■ **Data for this task**
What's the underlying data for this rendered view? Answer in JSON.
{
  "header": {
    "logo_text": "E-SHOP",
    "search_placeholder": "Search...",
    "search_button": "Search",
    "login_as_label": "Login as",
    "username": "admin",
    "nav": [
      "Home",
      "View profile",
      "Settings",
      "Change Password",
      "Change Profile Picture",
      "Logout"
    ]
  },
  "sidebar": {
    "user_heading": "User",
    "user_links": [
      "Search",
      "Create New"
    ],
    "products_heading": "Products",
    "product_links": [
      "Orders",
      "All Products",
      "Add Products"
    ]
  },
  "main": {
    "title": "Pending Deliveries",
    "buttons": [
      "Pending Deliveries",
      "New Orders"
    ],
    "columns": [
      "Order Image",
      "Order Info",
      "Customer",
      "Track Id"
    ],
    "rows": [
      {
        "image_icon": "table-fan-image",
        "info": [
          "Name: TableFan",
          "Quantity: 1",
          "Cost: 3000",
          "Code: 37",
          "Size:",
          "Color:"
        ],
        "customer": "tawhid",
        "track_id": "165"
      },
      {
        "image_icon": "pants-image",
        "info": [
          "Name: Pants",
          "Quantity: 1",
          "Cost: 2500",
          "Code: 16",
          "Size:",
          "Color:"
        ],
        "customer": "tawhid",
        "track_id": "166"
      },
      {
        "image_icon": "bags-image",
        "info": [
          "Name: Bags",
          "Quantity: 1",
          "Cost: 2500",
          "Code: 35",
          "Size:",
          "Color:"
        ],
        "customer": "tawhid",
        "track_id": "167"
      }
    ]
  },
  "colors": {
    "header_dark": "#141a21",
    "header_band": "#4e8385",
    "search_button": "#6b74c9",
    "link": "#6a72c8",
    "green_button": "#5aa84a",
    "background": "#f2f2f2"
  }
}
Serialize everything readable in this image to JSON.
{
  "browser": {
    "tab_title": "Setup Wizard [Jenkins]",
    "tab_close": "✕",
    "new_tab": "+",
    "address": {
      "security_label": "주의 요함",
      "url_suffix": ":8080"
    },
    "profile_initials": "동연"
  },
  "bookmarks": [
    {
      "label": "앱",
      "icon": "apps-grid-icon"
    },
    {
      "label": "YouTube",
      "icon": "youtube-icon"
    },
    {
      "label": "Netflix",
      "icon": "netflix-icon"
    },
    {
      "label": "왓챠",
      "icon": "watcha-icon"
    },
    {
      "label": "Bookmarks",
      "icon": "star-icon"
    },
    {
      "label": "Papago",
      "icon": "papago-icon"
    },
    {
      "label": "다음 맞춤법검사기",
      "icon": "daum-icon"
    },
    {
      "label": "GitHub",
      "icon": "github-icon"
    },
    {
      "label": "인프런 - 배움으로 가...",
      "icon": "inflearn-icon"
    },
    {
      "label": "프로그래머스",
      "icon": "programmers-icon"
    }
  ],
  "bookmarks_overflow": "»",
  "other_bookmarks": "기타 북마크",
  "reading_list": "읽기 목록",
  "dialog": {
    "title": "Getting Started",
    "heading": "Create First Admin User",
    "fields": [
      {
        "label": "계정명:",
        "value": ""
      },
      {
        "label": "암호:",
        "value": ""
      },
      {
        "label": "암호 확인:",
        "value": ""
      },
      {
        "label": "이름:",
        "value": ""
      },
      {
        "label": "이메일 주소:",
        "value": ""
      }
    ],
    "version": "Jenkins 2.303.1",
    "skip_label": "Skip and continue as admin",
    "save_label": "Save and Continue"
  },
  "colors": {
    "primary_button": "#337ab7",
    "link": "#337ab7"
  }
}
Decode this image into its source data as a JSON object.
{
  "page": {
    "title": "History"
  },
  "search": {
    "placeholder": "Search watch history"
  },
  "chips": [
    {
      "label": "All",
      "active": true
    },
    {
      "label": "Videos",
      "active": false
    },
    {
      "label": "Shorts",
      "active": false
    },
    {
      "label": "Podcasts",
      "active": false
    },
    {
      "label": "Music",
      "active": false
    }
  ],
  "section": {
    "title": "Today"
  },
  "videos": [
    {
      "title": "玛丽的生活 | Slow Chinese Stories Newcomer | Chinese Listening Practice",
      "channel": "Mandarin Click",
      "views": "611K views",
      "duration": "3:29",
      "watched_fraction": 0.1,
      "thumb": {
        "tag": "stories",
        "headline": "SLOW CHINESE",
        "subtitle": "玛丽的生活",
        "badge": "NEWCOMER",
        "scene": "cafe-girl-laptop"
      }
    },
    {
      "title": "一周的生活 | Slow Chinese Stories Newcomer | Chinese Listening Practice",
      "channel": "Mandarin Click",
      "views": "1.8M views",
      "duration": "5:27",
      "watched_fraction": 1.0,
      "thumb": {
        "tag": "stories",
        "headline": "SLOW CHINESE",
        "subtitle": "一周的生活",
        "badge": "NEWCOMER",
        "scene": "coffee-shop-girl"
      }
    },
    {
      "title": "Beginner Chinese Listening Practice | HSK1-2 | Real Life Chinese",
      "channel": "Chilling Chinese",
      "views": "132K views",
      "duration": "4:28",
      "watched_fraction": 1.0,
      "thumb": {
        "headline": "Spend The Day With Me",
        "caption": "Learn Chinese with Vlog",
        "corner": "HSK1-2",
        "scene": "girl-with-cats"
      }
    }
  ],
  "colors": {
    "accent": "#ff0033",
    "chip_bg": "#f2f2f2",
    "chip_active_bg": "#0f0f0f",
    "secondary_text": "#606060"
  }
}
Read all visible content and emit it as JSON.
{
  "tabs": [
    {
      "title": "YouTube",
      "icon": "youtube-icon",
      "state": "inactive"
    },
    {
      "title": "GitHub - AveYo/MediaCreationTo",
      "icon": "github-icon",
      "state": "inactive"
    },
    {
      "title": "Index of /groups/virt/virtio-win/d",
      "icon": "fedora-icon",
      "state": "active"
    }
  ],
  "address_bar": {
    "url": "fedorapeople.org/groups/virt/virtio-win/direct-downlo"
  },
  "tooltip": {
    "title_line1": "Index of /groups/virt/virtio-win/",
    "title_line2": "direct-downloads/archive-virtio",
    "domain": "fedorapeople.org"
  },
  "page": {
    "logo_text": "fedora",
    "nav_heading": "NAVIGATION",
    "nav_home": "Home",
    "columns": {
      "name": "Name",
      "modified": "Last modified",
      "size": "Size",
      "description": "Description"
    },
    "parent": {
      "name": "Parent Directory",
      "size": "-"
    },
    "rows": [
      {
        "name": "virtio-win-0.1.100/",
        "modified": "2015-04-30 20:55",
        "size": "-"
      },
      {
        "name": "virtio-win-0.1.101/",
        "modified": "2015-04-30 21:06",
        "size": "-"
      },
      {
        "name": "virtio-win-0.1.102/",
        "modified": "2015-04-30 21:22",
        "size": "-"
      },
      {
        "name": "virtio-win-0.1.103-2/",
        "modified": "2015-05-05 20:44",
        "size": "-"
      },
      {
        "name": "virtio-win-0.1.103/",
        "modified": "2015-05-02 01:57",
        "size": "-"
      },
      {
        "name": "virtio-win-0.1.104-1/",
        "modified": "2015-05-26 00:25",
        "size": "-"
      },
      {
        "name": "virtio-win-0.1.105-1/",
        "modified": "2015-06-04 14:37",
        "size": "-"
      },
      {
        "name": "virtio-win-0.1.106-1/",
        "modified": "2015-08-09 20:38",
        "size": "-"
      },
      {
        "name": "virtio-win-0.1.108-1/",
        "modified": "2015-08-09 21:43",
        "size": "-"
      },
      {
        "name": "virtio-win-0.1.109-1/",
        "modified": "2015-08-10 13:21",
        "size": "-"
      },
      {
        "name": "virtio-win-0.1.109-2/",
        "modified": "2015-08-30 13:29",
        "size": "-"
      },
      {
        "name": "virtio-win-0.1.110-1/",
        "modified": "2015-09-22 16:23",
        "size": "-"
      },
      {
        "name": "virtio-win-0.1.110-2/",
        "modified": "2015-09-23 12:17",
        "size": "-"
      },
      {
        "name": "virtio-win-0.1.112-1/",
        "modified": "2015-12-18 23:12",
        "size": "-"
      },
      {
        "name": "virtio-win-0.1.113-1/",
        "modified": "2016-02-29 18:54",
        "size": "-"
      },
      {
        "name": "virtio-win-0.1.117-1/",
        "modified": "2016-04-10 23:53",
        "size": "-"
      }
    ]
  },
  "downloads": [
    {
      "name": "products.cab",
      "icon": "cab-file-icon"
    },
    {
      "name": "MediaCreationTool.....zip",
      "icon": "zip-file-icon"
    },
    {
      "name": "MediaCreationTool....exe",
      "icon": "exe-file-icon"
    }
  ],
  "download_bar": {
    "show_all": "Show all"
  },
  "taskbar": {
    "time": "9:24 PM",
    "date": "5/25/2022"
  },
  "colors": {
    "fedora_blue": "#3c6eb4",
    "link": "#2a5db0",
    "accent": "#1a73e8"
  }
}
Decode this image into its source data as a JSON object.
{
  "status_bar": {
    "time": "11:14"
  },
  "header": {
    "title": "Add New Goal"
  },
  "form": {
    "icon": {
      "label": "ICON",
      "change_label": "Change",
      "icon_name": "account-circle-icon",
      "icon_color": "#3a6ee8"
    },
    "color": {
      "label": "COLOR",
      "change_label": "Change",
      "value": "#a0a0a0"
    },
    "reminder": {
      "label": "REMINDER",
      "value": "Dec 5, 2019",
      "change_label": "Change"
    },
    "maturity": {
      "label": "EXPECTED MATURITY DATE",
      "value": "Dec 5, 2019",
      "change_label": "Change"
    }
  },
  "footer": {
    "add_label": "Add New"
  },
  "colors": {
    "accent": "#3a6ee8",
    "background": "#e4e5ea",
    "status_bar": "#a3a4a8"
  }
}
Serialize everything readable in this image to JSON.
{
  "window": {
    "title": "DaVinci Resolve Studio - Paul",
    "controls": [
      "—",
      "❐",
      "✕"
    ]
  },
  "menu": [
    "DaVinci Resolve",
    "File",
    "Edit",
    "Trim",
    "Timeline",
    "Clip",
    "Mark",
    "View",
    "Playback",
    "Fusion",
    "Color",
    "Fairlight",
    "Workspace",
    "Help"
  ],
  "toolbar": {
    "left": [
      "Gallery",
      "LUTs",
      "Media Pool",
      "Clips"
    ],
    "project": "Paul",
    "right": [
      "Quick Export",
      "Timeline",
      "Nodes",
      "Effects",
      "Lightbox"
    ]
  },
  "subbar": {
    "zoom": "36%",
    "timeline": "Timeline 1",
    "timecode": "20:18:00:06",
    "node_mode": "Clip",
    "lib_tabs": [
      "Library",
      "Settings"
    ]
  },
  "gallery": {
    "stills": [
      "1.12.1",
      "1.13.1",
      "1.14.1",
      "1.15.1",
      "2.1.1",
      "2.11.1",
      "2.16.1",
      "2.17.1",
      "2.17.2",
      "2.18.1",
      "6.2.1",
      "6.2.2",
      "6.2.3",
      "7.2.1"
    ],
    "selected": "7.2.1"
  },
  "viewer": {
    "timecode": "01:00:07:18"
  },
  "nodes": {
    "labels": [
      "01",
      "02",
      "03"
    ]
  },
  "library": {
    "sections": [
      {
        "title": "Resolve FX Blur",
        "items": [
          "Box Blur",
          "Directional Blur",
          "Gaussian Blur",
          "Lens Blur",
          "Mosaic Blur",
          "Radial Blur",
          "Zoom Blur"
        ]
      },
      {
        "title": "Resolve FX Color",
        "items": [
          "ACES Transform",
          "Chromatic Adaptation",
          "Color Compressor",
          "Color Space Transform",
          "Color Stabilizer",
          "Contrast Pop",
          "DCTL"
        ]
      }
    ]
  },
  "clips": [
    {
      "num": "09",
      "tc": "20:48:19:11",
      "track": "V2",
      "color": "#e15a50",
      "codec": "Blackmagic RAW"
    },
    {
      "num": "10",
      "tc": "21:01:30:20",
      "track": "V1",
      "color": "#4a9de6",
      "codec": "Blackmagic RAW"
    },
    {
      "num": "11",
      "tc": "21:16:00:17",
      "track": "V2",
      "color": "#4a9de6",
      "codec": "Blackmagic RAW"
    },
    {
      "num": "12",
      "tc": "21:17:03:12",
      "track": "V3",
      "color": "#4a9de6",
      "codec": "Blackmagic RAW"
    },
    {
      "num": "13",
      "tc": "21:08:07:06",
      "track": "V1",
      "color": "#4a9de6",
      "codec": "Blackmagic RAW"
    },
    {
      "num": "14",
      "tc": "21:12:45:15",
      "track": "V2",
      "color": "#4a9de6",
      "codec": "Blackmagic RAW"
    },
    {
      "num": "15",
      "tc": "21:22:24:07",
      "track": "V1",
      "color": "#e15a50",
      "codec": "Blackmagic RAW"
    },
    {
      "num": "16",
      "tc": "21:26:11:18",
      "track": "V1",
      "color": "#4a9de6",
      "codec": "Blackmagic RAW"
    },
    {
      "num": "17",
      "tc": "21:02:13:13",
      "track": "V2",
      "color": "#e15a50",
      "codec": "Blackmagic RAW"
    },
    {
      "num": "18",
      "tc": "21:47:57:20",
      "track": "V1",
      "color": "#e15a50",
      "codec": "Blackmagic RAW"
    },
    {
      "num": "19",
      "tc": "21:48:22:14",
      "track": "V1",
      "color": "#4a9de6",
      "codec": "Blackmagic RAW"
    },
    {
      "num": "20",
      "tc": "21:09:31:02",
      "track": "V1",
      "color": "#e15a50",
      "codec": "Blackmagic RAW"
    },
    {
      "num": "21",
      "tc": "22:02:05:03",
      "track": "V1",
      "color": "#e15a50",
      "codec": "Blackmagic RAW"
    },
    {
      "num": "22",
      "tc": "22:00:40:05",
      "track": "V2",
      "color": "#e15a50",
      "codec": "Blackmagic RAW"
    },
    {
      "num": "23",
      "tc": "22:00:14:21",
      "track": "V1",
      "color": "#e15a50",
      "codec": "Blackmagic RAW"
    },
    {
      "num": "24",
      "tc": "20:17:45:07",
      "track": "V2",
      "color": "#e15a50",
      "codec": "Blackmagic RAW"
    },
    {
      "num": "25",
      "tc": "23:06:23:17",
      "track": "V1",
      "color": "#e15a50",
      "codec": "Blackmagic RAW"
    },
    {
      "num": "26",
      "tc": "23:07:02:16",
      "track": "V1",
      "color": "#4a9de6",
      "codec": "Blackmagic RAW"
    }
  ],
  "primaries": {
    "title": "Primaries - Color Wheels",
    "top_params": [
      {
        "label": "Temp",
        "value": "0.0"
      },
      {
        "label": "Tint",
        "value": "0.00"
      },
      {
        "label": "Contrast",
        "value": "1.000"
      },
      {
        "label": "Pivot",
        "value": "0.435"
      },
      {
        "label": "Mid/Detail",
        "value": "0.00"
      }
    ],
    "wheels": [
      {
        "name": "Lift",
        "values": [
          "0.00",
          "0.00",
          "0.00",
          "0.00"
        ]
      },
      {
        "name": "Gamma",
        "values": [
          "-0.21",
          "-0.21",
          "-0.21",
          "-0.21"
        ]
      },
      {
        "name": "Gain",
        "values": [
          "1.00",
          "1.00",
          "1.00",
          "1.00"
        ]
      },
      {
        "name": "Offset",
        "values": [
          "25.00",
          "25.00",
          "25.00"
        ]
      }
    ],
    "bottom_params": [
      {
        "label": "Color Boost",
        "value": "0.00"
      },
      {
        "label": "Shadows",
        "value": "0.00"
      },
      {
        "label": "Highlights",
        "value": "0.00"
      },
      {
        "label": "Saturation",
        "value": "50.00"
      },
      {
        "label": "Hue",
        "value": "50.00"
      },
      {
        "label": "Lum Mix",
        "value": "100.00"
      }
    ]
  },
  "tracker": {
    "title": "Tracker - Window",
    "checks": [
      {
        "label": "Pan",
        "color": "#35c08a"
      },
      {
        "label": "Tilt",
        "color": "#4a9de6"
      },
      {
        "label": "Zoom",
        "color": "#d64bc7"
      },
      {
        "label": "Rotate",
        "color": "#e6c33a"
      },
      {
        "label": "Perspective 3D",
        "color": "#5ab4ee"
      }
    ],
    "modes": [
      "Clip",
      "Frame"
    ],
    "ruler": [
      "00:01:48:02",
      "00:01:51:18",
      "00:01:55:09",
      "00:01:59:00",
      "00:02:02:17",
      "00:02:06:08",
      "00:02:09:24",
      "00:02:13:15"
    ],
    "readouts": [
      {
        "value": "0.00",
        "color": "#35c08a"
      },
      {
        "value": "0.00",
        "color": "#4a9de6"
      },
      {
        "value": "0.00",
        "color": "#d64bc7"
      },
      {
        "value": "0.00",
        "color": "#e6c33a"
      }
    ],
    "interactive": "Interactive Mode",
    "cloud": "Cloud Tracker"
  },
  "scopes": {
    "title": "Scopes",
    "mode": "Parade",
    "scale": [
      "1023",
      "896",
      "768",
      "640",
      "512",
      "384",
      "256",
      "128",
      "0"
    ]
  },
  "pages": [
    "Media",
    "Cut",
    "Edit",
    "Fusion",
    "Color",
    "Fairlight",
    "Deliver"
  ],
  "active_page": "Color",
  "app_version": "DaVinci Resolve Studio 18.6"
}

■ **To do**
Collect each line containing the string "Practice".

■ **Problem solution**
      "title": "玛丽的生活 | Slow Chinese Stories Newcomer | Chinese Listening Practice",
      "title": "一周的生活 | Slow Chinese Stories Newcomer | Chinese Listening Practice",
      "title": "Beginner Chinese Listening Practice | HSK1-2 | Real Life Chinese",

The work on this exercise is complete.